### Task goal
Extract each line of the records below that contains the word "this".

[Extracted records]
***

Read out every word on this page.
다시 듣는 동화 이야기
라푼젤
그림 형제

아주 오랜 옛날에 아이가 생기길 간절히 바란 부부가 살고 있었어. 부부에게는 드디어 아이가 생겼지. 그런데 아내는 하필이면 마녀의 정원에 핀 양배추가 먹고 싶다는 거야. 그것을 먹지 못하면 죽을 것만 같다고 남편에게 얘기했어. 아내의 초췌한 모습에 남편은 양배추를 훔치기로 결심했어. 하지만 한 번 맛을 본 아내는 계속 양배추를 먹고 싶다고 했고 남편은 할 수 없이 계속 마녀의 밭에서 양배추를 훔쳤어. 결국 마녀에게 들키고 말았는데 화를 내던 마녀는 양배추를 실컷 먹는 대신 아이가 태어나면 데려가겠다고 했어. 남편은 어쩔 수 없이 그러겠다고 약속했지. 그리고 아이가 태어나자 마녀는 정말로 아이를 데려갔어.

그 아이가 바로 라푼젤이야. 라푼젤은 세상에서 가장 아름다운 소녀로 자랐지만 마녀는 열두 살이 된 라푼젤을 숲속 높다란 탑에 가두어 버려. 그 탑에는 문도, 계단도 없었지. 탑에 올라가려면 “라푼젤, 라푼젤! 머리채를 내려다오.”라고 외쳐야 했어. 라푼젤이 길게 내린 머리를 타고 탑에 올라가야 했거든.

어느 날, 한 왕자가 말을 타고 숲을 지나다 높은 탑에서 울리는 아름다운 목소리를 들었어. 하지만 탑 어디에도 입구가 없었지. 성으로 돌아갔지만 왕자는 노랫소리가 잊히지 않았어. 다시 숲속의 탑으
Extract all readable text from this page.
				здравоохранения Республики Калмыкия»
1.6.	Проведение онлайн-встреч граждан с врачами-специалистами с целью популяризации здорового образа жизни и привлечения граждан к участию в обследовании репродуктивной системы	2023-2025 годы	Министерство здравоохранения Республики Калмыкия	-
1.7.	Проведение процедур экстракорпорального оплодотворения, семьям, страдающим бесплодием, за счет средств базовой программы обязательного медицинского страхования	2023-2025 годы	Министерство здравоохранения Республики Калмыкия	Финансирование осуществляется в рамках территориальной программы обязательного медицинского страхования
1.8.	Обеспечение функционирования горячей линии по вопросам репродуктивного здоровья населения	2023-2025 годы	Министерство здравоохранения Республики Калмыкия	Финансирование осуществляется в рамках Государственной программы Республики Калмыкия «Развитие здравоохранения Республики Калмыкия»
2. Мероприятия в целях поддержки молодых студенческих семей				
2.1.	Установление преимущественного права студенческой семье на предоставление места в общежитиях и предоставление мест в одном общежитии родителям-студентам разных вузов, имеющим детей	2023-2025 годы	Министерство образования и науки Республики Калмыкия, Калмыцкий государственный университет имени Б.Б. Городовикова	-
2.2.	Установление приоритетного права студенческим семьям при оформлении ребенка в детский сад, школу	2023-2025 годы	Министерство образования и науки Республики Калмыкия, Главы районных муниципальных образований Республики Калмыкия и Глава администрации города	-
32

***

### Solution below
Read out every word on this page.
Extract all readable text from this page.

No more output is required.